Return all lines below containing the word "verða".

━━━━━━━━

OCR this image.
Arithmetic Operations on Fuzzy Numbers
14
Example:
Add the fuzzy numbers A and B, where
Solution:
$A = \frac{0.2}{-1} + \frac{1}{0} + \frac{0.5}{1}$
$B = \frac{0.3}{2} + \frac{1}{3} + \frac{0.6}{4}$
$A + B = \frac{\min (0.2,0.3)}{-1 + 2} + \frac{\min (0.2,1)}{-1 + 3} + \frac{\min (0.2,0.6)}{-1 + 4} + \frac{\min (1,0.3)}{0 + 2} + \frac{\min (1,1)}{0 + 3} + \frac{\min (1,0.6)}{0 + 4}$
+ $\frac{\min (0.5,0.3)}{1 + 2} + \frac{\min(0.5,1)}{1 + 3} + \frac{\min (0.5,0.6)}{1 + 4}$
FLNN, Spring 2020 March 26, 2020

━━━━━━━━

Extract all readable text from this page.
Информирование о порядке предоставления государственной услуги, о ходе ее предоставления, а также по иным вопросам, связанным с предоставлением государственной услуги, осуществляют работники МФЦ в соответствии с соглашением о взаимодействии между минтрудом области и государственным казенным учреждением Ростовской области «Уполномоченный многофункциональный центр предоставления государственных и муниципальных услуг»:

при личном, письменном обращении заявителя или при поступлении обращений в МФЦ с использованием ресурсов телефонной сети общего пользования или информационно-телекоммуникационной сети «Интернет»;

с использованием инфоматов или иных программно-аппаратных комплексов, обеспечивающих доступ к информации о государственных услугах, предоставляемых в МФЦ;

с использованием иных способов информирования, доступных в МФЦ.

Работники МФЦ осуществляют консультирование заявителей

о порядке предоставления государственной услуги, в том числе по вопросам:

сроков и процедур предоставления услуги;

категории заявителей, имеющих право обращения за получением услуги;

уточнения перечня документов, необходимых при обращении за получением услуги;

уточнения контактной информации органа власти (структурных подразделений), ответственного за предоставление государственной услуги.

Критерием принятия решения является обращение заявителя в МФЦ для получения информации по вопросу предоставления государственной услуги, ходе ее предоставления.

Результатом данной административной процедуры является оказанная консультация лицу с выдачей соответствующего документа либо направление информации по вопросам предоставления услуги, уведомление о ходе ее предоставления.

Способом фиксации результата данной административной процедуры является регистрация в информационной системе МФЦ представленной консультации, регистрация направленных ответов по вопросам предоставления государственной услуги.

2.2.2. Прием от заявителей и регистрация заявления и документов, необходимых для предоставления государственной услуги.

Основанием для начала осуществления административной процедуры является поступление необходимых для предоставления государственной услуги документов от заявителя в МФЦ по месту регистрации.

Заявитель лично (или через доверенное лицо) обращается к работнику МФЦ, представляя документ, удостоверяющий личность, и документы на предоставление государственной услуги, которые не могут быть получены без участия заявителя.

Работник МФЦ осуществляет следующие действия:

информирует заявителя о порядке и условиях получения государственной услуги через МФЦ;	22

━━━━━━━━

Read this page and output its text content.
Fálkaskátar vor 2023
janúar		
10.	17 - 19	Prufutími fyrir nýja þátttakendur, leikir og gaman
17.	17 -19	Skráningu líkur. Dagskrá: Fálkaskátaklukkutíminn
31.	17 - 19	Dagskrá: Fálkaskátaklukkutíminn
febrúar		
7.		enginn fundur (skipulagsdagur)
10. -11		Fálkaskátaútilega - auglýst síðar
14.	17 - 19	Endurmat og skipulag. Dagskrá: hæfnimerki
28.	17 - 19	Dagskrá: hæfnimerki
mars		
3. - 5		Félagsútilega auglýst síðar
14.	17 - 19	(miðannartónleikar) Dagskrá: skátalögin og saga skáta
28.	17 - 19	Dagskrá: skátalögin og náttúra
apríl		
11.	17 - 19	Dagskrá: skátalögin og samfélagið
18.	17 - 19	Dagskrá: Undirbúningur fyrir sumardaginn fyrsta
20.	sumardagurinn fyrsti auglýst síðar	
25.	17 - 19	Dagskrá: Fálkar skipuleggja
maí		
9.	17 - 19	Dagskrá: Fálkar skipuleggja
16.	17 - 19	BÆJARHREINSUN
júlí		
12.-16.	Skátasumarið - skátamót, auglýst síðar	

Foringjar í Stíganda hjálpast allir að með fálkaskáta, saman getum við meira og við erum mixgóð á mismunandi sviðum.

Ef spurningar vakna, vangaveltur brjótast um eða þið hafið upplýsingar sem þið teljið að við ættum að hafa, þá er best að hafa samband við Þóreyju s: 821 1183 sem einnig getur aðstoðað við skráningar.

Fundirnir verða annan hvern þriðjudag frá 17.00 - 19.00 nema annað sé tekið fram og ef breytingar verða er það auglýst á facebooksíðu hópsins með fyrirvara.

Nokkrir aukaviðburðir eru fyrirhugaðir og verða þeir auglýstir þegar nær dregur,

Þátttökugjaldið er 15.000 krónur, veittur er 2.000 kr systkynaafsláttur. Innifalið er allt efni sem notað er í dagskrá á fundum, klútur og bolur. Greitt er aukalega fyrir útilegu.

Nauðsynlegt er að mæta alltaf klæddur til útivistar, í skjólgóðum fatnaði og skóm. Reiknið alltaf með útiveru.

━━━━━━━━

#### The solution:
Fundirnir verða annan hvern þriðjudag frá 17.00 - 19.00 nema annað sé tekið fram og ef breytingar verða er það auglýst á facebooksíðu hópsins með fyrirvara.
Nokkrir aukaviðburðir eru fyrirhugaðir og verða þeir auglýstir þegar nær dregur,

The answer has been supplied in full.